Exercise description ▸ Please report every line from the material that contains the word "الثانوي".

Dataset content ▸

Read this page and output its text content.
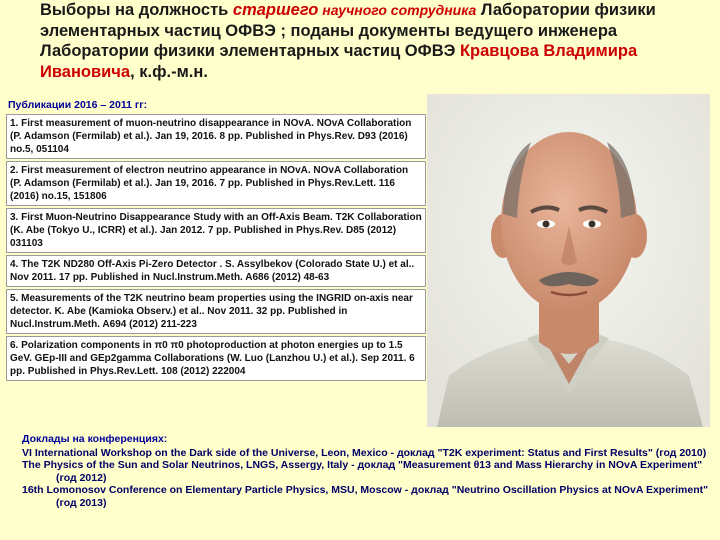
Выборы на должность старшего научного сотрудника Лаборатории физики элементарных частиц ОФВЭ ; поданы документы ведущего инженера Лаборатории физики элементарных частиц ОФВЭ Кравцова Владимира Ивановича, к.ф.-м.н.
Публикации 2016 – 2011 гг:
1. First measurement of muon-neutrino disappearance in NOvA. NOvA Collaboration (P. Adamson (Fermilab) et al.). Jan 19, 2016. 8 pp. Published in Phys.Rev. D93 (2016) no.5, 051104
2. First measurement of electron neutrino appearance in NOvA. NOvA Collaboration (P. Adamson (Fermilab) et al.). Jan 19, 2016. 7 pp. Published in Phys.Rev.Lett. 116 (2016) no.15, 151806
3. First Muon-Neutrino Disappearance Study with an Off-Axis Beam. T2K Collaboration (K. Abe (Tokyo U., ICRR) et al.). Jan 2012. 7 pp. Published in Phys.Rev. D85 (2012) 031103
4. The T2K ND280 Off-Axis Pi-Zero Detector . S. Assylbekov (Colorado State U.) et al.. Nov 2011. 17 pp. Published in Nucl.Instrum.Meth. A686 (2012) 48-63
5. Measurements of the T2K neutrino beam properties using the INGRID on-axis near detector. K. Abe (Kamioka Observ.) et al.. Nov 2011. 32 pp. Published in Nucl.Instrum.Meth. A694 (2012) 211-223
6. Polarization components in π0 π0 photoproduction at photon energies up to 1.5 GeV. GEp-III and GEp2gamma Collaborations (W. Luo (Lanzhou U.) et al.). Sep 2011. 6 pp. Published in Phys.Rev.Lett. 108 (2012) 222004
Доклады на конференциях:
VI International Workshop on the Dark side of the Universe, Leon, Mexico - доклад "T2K experiment: Status and First Results" (год 2010)
The Physics of the Sun and Solar Neutrinos, LNGS, Assergy, Italy - доклад "Measurement θ13 and Mass Hierarchy in NOvA Experiment" (год 2012)
16th Lomonosov Conference on Elementary Particle Physics, MSU, Moscow - доклад "Neutrino Oscillation Physics at NOvA Experiment" (год 2013)
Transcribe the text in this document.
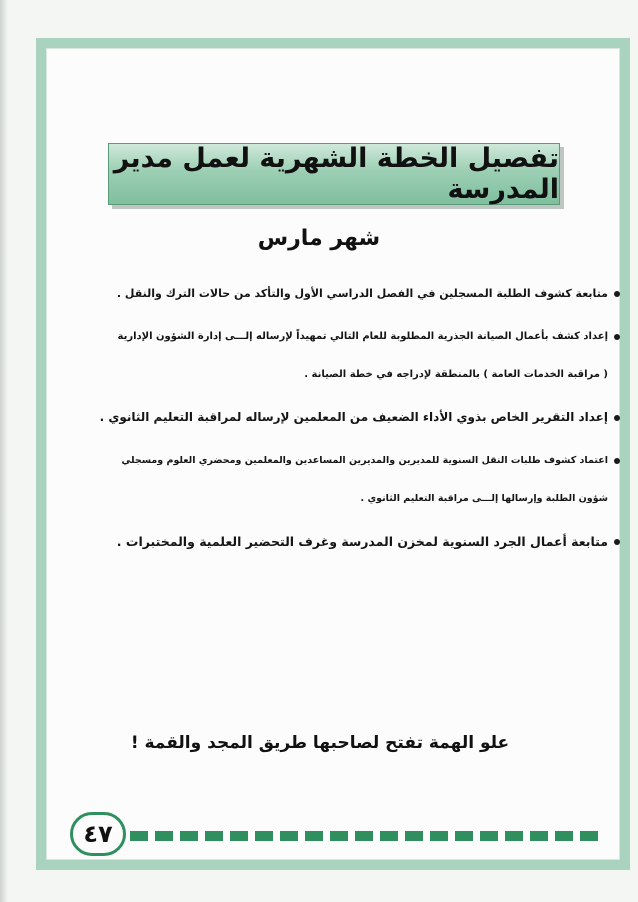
تفصيل الخطة الشهرية لعمل مدير المدرسة
شهر مارس
متابعة كشوف الطلبة المسجلين في الفصل الدراسي الأول والتأكد من حالات الترك والنقل .
إعداد كشف بأعمال الصيانة الجذرية المطلوبة للعام التالي تمهيداً لإرساله إلـــى إدارة الشؤون الإدارية
( مراقبة الخدمات العامة ) بالمنطقة لإدراجه في خطة الصيانة .
إعداد التقرير الخاص بذوي الأداء الضعيف من المعلمين لإرساله لمراقبة التعليم الثانوي .
اعتماد كشوف طلبات النقل السنوية للمديرين والمديرين المساعدين والمعلمين ومحضري العلوم ومسجلي
شؤون الطلبة وإرسالها إلـــى مراقبة التعليم الثانوي .
متابعة أعمال الجرد السنوية لمخزن المدرسة وغرف التحضير العلمية والمختبرات .
علو الهمة تفتح لصاحبها طريق المجد والقمة !
٤٧
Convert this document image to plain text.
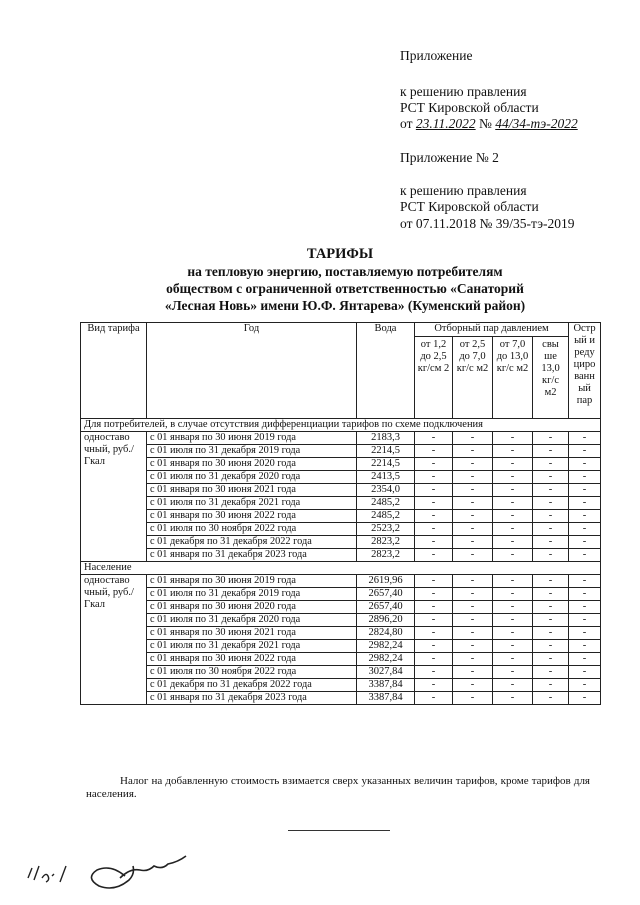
Приложение
к решению правления
РСТ Кировской области
от 23.11.2022 № 44/34-тэ-2022
Приложение № 2
к решению правления
РСТ Кировской области
от 07.11.2018 № 39/35-тэ-2019
ТАРИФЫ
на тепловую энергию, поставляемую потребителям
обществом с ограниченной ответственностью «Санаторий
«Лесная Новь» имени Ю.Ф. Янтарева» (Куменский район)
Вид тарифа	Год	Вода	Отборный пар давлением				Остр ый и реду циро ванн ый пар
			от 1,2 до 2,5 кг/см 2	от 2,5 до 7,0 кг/с м2	от 7,0 до 13,0 кг/с м2	свы ше 13,0 кг/с м2	
Для потребителей, в случае отсутствия дифференциации тарифов по схеме подключения							
одноставо чный, руб./Гкал	с 01 января по 30 июня 2019 года	2183,3	-	-	-	-	-
	с 01 июля по 31 декабря 2019 года	2214,5	-	-	-	-	-
	с 01 января по 30 июня 2020 года	2214,5	-	-	-	-	-
	с 01 июля по 31 декабря 2020 года	2413,5	-	-	-	-	-
	с 01 января по 30 июня 2021 года	2354,0	-	-	-	-	-
	с 01 июля по 31 декабря 2021 года	2485,2	-	-	-	-	-
	с 01 января по 30 июня 2022 года	2485,2	-	-	-	-	-
	с 01 июля по 30 ноября 2022 года	2523,2	-	-	-	-	-
	с 01 декабря по 31 декабря 2022 года	2823,2	-	-	-	-	-
	с 01 января по 31 декабря 2023 года	2823,2	-	-	-	-	-
Население							
одноставо чный, руб./Гкал	с 01 января по 30 июня 2019 года	2619,96	-	-	-	-	-
	с 01 июля по 31 декабря 2019 года	2657,40	-	-	-	-	-
	с 01 января по 30 июня 2020 года	2657,40	-	-	-	-	-
	с 01 июля по 31 декабря 2020 года	2896,20	-	-	-	-	-
	с 01 января по 30 июня 2021 года	2824,80	-	-	-	-	-
	с 01 июля по 31 декабря 2021 года	2982,24	-	-	-	-	-
	с 01 января по 30 июня 2022 года	2982,24	-	-	-	-	-
	с 01 июля по 30 ноября 2022 года	3027,84	-	-	-	-	-
	с 01 декабря по 31 декабря 2022 года	3387,84	-	-	-	-	-
	с 01 января по 31 декабря 2023 года	3387,84	-	-	-	-	-
Налог на добавленную стоимость взимается сверх указанных величин тарифов, кроме тарифов для населения.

Reply to the exercise ▸
إعداد التقرير الخاص بذوي الأداء الضعيف من المعلمين لإرساله لمراقبة التعليم الثانوي .
شؤون الطلبة وإرسالها إلـــى مراقبة التعليم الثانوي .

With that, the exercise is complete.